> [Goal]
Without the images, write out the whole listing exactly.

## Begin Material supplied

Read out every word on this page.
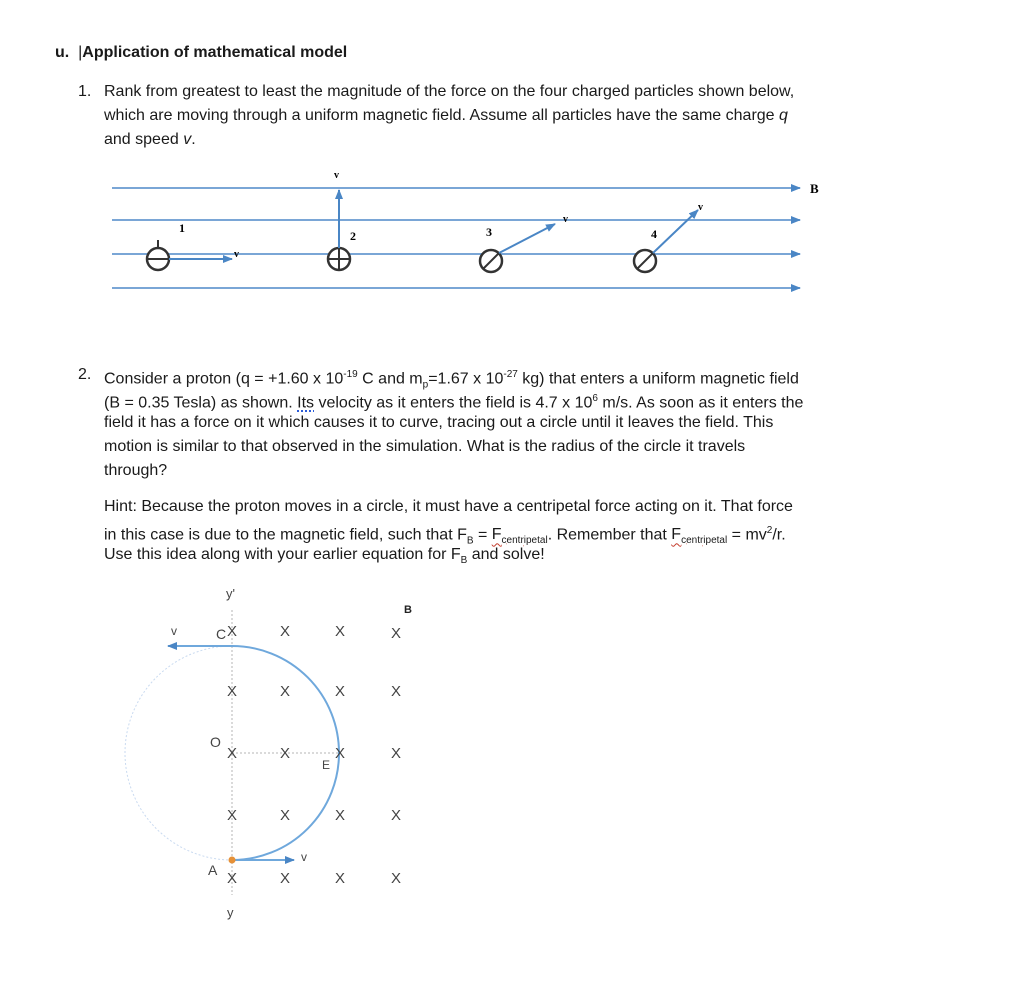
u.  |Application of mathematical model
1. Rank from greatest to least the magnitude of the force on the four charged particles shown below,
which are moving through a uniform magnetic field. Assume all particles have the same charge q
and speed v.
B
1
v
v
2
v
3
v
4
2. Consider a proton (q = +1.60 x $10^{-19}$ C and $m_p=1.67$ x $10^{-27}$ kg) that enters a uniform magnetic field
(B = 0.35 Tesla) as shown. Its velocity as it enters the field is 4.7 x $10^6$ m/s. As soon as it enters the
field it has a force on it which causes it to curve, tracing out a circle until it leaves the field. This
motion is similar to that observed in the simulation. What is the radius of the circle it travels
through?
Hint: Because the proton moves in a circle, it must have a centripetal force acting on it. That force
in this case is due to the magnetic field, such that $F_B = F_{centripetal}$. Remember that $F_{centripetal} = mv^2/r$.
Use this idea along with your earlier equation for $F_B$ and solve!
y'
y
B
C
O
E
A
v
v
X	X	X	X
X	X	X	X
X	X	X	X
X	X	X	X
X	X	X	X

## End Material supplied

> [Answer to this task]
Read out every word on this page.
u.  |Application of mathematical model
1. Rank from greatest to least the magnitude of the force on the four charged particles shown below,
which are moving through a uniform magnetic field. Assume all particles have the same charge q
and speed v.
B
1
v
v
2
v
3
v
4
2. Consider a proton (q = +1.60 x $10^{-19}$ C and $m_p=1.67$ x $10^{-27}$ kg) that enters a uniform magnetic field
(B = 0.35 Tesla) as shown. Its velocity as it enters the field is 4.7 x $10^6$ m/s. As soon as it enters the
field it has a force on it which causes it to curve, tracing out a circle until it leaves the field. This
motion is similar to that observed in the simulation. What is the radius of the circle it travels
through?
Hint: Because the proton moves in a circle, it must have a centripetal force acting on it. That force
in this case is due to the magnetic field, such that $F_B = F_{centripetal}$. Remember that $F_{centripetal} = mv^2/r$.
Use this idea along with your earlier equation for $F_B$ and solve!
y'
y
B
C
O
E
A
v
v
X	X	X	X
X	X	X	X
X	X	X	X
X	X	X	X
X	X	X	X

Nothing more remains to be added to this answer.